### [MATERIAL FOR THE TASK]
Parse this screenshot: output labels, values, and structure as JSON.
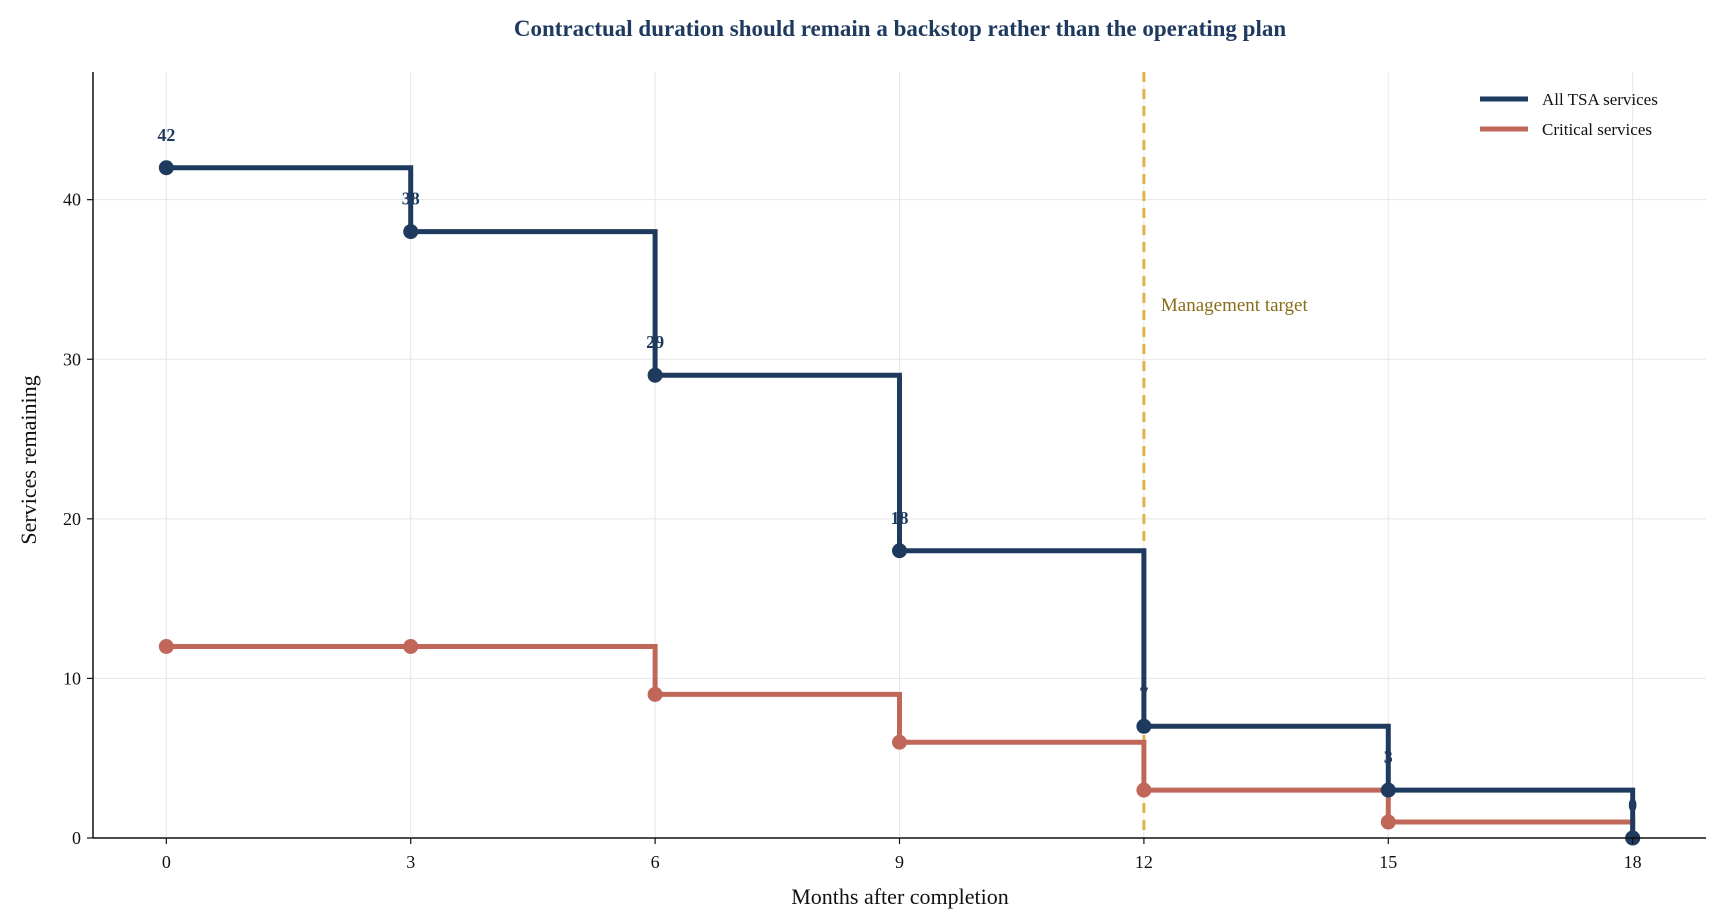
{
  "chart_data": {
    "type": "line",
    "step": "post",
    "title": "Contractual duration should remain a backstop rather than the operating plan",
    "xlabel": "Months after completion",
    "ylabel": "Services remaining",
    "x": [
      0,
      3,
      6,
      9,
      12,
      15,
      18
    ],
    "xticks": [
      "0",
      "3",
      "6",
      "9",
      "12",
      "15",
      "18"
    ],
    "yticks": [
      "0",
      "10",
      "20",
      "30",
      "40"
    ],
    "xlim": [
      -0.9,
      18.9
    ],
    "ylim": [
      0,
      48
    ],
    "grid": true,
    "legend_position": "top-right",
    "series": [
      {
        "name": "All TSA services",
        "values": [
          42,
          38,
          29,
          18,
          7,
          3,
          0
        ],
        "data_labels": [
          "42",
          "38",
          "29",
          "18",
          "7",
          "3",
          "0"
        ],
        "color": "#1f3a5f"
      },
      {
        "name": "Critical services",
        "values": [
          12,
          12,
          9,
          6,
          3,
          1,
          0
        ],
        "color": "#c0675a"
      }
    ],
    "annotations": [
      {
        "type": "vline",
        "x": 12,
        "text": "Management target",
        "color": "#e0b24a",
        "text_color": "#8a6d1a"
      }
    ],
    "colors": {
      "title": "#1f3a5f",
      "grid": "#e6e6e6",
      "axis": "#111111"
    }
  }
}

### [TASK INSTRUCTIONS]
Looking at the entries above, how many lines contain the word "title"? Answer with the number alone.

### [CORRECT RESULT]
2